Ce livre désigne les régions
méditerranéennes par des noms extraits
de la Bible avec des citations des
livres de la Genèse, du Deutéronome, de
Josué, qui illustrent la divine
promesse, excluant toute description des
peuples et civilisations qui ont vécu
sur ce pourtour méditerranéen, et
explique que la Terre promise est
destinée à s’étendre sans limites au
nord, au sud à l’est et à l’ouest.
L’existence de
l’Etat d’Israël étant fondée sur le
droit divin, « Violence et souveraineté,
dans ce cas, revendiquent un fondement
divin. …Histoire, géographie,
cartographie et archéologie sont censées
soutenir ces revendications, liant ainsi
intimement identité et topographie »,
comme le note Achille Mbembe dans son
essai Necropolitics, décrivant les
formes contemporaines de
l’assujettissement de la vie au pouvoir
de la mort.
Dans le manuel
Temps Modernes, un chapitre
s’intitule : « La création du problème
palestinien » et illustre bien cette
hypothèse que les Palestiniens, ou
Arabes d’Israël, ont abandonné leur
village, peu importe que le village ait
été détruit ou les habitants expulsés,
il est toujours question d’abandon dans
tous les livres scolaires.

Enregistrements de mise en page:

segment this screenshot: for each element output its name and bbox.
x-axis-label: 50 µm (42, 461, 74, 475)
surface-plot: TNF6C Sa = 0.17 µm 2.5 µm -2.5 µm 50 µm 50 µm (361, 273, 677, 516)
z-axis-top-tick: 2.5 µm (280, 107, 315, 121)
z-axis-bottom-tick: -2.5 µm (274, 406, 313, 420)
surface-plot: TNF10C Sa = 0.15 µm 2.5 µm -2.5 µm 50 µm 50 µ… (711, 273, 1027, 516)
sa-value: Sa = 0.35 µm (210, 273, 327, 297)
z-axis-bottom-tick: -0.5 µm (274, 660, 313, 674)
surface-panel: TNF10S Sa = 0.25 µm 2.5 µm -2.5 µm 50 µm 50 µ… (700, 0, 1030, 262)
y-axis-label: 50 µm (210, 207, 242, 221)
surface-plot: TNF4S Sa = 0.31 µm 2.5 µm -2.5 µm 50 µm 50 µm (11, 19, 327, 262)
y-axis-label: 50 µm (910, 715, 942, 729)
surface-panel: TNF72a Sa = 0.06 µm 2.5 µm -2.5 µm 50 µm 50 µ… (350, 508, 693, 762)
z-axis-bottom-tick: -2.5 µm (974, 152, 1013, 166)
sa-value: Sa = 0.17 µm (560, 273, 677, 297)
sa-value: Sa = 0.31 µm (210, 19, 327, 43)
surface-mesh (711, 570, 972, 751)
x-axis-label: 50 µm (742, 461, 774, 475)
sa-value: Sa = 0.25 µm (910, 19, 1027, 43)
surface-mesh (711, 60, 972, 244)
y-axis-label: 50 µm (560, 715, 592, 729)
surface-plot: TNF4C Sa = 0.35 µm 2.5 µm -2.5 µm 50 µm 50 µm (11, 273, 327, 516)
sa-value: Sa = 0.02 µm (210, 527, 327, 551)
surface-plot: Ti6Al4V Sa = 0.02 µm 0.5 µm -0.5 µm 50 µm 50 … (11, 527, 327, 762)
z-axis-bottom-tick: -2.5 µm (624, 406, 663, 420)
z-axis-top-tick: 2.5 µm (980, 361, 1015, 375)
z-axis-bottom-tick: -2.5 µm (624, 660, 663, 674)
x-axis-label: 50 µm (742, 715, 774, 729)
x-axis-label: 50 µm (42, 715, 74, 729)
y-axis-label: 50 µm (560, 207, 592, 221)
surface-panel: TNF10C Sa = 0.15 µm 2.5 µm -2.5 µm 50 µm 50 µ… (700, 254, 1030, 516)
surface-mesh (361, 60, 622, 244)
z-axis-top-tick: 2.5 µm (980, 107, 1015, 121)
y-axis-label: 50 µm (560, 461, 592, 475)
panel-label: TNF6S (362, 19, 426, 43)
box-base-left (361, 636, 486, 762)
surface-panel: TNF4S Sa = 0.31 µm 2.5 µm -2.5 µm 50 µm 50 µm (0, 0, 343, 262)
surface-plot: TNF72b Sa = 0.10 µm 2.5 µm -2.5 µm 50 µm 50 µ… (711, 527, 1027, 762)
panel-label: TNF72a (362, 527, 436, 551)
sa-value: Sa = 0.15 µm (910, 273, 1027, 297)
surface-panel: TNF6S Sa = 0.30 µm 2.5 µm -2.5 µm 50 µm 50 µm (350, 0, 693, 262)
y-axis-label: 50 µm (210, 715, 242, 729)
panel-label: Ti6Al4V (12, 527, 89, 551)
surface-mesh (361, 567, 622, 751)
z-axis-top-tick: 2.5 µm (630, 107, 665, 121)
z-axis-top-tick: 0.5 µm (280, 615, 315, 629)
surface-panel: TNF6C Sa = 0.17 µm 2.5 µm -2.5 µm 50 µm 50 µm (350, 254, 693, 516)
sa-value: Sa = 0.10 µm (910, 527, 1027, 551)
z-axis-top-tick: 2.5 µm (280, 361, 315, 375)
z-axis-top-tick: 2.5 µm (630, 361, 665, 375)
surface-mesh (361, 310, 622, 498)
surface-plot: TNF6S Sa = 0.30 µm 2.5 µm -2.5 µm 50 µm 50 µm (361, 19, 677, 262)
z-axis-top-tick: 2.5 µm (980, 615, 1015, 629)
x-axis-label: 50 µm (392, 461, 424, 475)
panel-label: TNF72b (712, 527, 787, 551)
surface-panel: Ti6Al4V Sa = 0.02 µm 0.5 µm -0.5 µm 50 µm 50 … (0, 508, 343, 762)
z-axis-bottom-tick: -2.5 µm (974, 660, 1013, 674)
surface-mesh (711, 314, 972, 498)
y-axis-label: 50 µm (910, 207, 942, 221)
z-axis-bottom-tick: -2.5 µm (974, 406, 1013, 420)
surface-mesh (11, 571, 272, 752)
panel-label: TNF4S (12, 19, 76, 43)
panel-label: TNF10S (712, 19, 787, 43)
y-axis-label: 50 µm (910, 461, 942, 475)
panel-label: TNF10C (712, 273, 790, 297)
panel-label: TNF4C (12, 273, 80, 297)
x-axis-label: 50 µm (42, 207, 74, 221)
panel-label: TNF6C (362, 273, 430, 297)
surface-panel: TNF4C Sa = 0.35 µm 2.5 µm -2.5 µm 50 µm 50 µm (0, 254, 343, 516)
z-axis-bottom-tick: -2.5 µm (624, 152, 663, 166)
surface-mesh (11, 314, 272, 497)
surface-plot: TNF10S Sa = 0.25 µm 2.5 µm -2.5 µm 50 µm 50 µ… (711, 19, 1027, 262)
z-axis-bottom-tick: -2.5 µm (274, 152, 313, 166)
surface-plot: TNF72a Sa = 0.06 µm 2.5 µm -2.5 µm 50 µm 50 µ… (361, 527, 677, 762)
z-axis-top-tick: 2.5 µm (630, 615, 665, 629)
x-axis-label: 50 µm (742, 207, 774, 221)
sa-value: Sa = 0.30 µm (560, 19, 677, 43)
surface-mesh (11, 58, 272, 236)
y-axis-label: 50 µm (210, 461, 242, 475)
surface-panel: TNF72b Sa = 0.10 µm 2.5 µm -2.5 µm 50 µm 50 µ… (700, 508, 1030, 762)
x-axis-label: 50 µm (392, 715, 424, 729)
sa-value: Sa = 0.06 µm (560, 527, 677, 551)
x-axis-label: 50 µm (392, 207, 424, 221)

### Exercice écrit 1:
Selon l'extrait, pourquoi la violence et la souveraineté revendiquent-elles un fondement divin dans ce cas ? Répondez en une à trois phrases.
### Exercice écrit 2:
Recopiez les lignes des enregistrements de mise en page, de la première ligne jusqu'à celle qui contient « z-axis-bottom-tick: -2.5 µm (274, 406, 313, 420) », cette dernière comprise.

### Résultat 1:
Selon l'extrait, la violence et la souveraineté revendiquent un fondement divin parce que l'existence de l'État d'Israël est fondée sur le droit divin.

### Résultat 2:
segment this screenshot: for each element output its name and bbox.
x-axis-label: 50 µm (42, 461, 74, 475)
surface-plot: TNF6C Sa = 0.17 µm 2.5 µm -2.5 µm 50 µm 50 µm (361, 273, 677, 516)
z-axis-top-tick: 2.5 µm (280, 107, 315, 121)
z-axis-bottom-tick: -2.5 µm (274, 406, 313, 420)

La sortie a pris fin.